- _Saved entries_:
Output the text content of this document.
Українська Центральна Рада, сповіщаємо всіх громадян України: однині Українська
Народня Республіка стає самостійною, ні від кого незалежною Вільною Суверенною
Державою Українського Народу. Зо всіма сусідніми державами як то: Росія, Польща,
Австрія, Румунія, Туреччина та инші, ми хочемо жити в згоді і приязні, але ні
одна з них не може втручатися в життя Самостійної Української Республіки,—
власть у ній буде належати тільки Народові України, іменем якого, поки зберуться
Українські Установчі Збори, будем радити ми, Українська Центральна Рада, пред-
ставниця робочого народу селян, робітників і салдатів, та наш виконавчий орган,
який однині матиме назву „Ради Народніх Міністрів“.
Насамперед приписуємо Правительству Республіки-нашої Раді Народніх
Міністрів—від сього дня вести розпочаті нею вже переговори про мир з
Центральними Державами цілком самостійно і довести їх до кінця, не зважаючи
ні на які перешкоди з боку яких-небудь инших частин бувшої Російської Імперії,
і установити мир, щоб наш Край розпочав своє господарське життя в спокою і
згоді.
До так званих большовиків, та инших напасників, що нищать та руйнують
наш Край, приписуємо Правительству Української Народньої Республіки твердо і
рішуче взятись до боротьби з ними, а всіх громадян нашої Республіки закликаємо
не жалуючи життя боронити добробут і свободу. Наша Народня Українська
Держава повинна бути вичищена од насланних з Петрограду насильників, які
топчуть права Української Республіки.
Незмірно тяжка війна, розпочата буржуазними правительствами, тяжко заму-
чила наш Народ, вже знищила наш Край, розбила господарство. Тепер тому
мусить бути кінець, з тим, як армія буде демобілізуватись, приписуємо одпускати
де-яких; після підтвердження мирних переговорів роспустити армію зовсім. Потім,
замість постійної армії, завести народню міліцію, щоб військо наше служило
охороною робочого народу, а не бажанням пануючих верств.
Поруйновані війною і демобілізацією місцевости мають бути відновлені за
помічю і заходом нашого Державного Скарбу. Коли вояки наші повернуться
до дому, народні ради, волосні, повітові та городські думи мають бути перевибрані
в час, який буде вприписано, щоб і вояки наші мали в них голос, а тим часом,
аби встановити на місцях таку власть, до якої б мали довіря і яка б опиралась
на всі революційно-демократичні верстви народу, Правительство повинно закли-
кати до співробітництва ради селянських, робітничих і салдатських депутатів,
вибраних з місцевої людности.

- _Required work_: Copy out the full material exactly as it appears.

- _Exercise result_:
Output the text content of this document.
Українська Центральна Рада, сповіщаємо всіх громадян України: однині Українська
Народня Республіка стає самостійною, ні від кого незалежною Вільною Суверенною
Державою Українського Народу. Зо всіма сусідніми державами як то: Росія, Польща,
Австрія, Румунія, Туреччина та инші, ми хочемо жити в згоді і приязні, але ні
одна з них не може втручатися в життя Самостійної Української Республіки,—
власть у ній буде належати тільки Народові України, іменем якого, поки зберуться
Українські Установчі Збори, будем радити ми, Українська Центральна Рада, пред-
ставниця робочого народу селян, робітників і салдатів, та наш виконавчий орган,
який однині матиме назву „Ради Народніх Міністрів“.
Насамперед приписуємо Правительству Республіки-нашої Раді Народніх
Міністрів—від сього дня вести розпочаті нею вже переговори про мир з
Центральними Державами цілком самостійно і довести їх до кінця, не зважаючи
ні на які перешкоди з боку яких-небудь инших частин бувшої Російської Імперії,
і установити мир, щоб наш Край розпочав своє господарське життя в спокою і
згоді.
До так званих большовиків, та инших напасників, що нищать та руйнують
наш Край, приписуємо Правительству Української Народньої Республіки твердо і
рішуче взятись до боротьби з ними, а всіх громадян нашої Республіки закликаємо
не жалуючи життя боронити добробут і свободу. Наша Народня Українська
Держава повинна бути вичищена од насланних з Петрограду насильників, які
топчуть права Української Республіки.
Незмірно тяжка війна, розпочата буржуазними правительствами, тяжко заму-
чила наш Народ, вже знищила наш Край, розбила господарство. Тепер тому
мусить бути кінець, з тим, як армія буде демобілізуватись, приписуємо одпускати
де-яких; після підтвердження мирних переговорів роспустити армію зовсім. Потім,
замість постійної армії, завести народню міліцію, щоб військо наше служило
охороною робочого народу, а не бажанням пануючих верств.
Поруйновані війною і демобілізацією місцевости мають бути відновлені за
помічю і заходом нашого Державного Скарбу. Коли вояки наші повернуться
до дому, народні ради, волосні, повітові та городські думи мають бути перевибрані
в час, який буде вприписано, щоб і вояки наші мали в них голос, а тим часом,
аби встановити на місцях таку власть, до якої б мали довіря і яка б опиралась
на всі революційно-демократичні верстви народу, Правительство повинно закли-
кати до співробітництва ради селянських, робітничих і салдатських депутатів,
вибраних з місцевої людности.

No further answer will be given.